**CHALLENGE:** Everything in the listing should be restated word for word.

**SOURCE MATERIAL:**
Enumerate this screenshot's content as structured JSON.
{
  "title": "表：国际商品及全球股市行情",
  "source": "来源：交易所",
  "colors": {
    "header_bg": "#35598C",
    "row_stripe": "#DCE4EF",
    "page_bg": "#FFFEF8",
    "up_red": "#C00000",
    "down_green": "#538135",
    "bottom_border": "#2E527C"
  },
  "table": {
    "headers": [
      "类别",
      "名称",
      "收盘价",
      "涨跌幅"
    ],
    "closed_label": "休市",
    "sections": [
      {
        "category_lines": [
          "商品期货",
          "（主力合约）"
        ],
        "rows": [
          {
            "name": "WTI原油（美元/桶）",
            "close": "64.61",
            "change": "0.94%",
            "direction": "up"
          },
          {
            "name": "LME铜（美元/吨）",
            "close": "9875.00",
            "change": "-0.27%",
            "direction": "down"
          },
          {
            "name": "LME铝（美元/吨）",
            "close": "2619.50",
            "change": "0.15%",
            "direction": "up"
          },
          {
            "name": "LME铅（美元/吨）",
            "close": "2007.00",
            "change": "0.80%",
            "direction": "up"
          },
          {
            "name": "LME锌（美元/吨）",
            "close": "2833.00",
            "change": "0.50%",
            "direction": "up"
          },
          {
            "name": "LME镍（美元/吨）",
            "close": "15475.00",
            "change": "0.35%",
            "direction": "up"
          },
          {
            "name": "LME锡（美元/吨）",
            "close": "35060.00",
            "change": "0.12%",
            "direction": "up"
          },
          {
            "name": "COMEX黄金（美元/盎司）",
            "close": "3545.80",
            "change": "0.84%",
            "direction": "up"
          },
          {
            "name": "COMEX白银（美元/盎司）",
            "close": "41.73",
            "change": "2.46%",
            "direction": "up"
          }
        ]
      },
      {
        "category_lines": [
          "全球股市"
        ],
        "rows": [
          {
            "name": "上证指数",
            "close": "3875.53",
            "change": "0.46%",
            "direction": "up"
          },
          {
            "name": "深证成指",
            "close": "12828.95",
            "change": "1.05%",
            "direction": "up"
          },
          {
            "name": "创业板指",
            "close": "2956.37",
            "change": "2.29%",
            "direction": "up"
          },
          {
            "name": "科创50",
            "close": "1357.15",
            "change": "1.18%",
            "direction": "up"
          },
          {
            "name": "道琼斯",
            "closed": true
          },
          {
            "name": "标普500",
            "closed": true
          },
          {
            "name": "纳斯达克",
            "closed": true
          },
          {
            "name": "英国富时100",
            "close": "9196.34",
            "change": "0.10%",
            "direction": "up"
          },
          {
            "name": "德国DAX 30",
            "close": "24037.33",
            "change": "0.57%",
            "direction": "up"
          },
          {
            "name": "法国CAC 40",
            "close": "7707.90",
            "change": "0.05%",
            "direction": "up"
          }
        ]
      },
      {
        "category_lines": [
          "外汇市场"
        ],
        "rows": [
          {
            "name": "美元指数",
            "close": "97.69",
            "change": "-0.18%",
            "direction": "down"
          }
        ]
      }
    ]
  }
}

**SOLUTION TO THIS TASK:**
Enumerate this screenshot's content as structured JSON.
{
  "title": "表：国际商品及全球股市行情",
  "source": "来源：交易所",
  "colors": {
    "header_bg": "#35598C",
    "row_stripe": "#DCE4EF",
    "page_bg": "#FFFEF8",
    "up_red": "#C00000",
    "down_green": "#538135",
    "bottom_border": "#2E527C"
  },
  "table": {
    "headers": [
      "类别",
      "名称",
      "收盘价",
      "涨跌幅"
    ],
    "closed_label": "休市",
    "sections": [
      {
        "category_lines": [
          "商品期货",
          "（主力合约）"
        ],
        "rows": [
          {
            "name": "WTI原油（美元/桶）",
            "close": "64.61",
            "change": "0.94%",
            "direction": "up"
          },
          {
            "name": "LME铜（美元/吨）",
            "close": "9875.00",
            "change": "-0.27%",
            "direction": "down"
          },
          {
            "name": "LME铝（美元/吨）",
            "close": "2619.50",
            "change": "0.15%",
            "direction": "up"
          },
          {
            "name": "LME铅（美元/吨）",
            "close": "2007.00",
            "change": "0.80%",
            "direction": "up"
          },
          {
            "name": "LME锌（美元/吨）",
            "close": "2833.00",
            "change": "0.50%",
            "direction": "up"
          },
          {
            "name": "LME镍（美元/吨）",
            "close": "15475.00",
            "change": "0.35%",
            "direction": "up"
          },
          {
            "name": "LME锡（美元/吨）",
            "close": "35060.00",
            "change": "0.12%",
            "direction": "up"
          },
          {
            "name": "COMEX黄金（美元/盎司）",
            "close": "3545.80",
            "change": "0.84%",
            "direction": "up"
          },
          {
            "name": "COMEX白银（美元/盎司）",
            "close": "41.73",
            "change": "2.46%",
            "direction": "up"
          }
        ]
      },
      {
        "category_lines": [
          "全球股市"
        ],
        "rows": [
          {
            "name": "上证指数",
            "close": "3875.53",
            "change": "0.46%",
            "direction": "up"
          },
          {
            "name": "深证成指",
            "close": "12828.95",
            "change": "1.05%",
            "direction": "up"
          },
          {
            "name": "创业板指",
            "close": "2956.37",
            "change": "2.29%",
            "direction": "up"
          },
          {
            "name": "科创50",
            "close": "1357.15",
            "change": "1.18%",
            "direction": "up"
          },
          {
            "name": "道琼斯",
            "closed": true
          },
          {
            "name": "标普500",
            "closed": true
          },
          {
            "name": "纳斯达克",
            "closed": true
          },
          {
            "name": "英国富时100",
            "close": "9196.34",
            "change": "0.10%",
            "direction": "up"
          },
          {
            "name": "德国DAX 30",
            "close": "24037.33",
            "change": "0.57%",
            "direction": "up"
          },
          {
            "name": "法国CAC 40",
            "close": "7707.90",
            "change": "0.05%",
            "direction": "up"
          }
        ]
      },
      {
        "category_lines": [
          "外汇市场"
        ],
        "rows": [
          {
            "name": "美元指数",
            "close": "97.69",
            "change": "-0.18%",
            "direction": "down"
          }
        ]
      }
    ]
  }
}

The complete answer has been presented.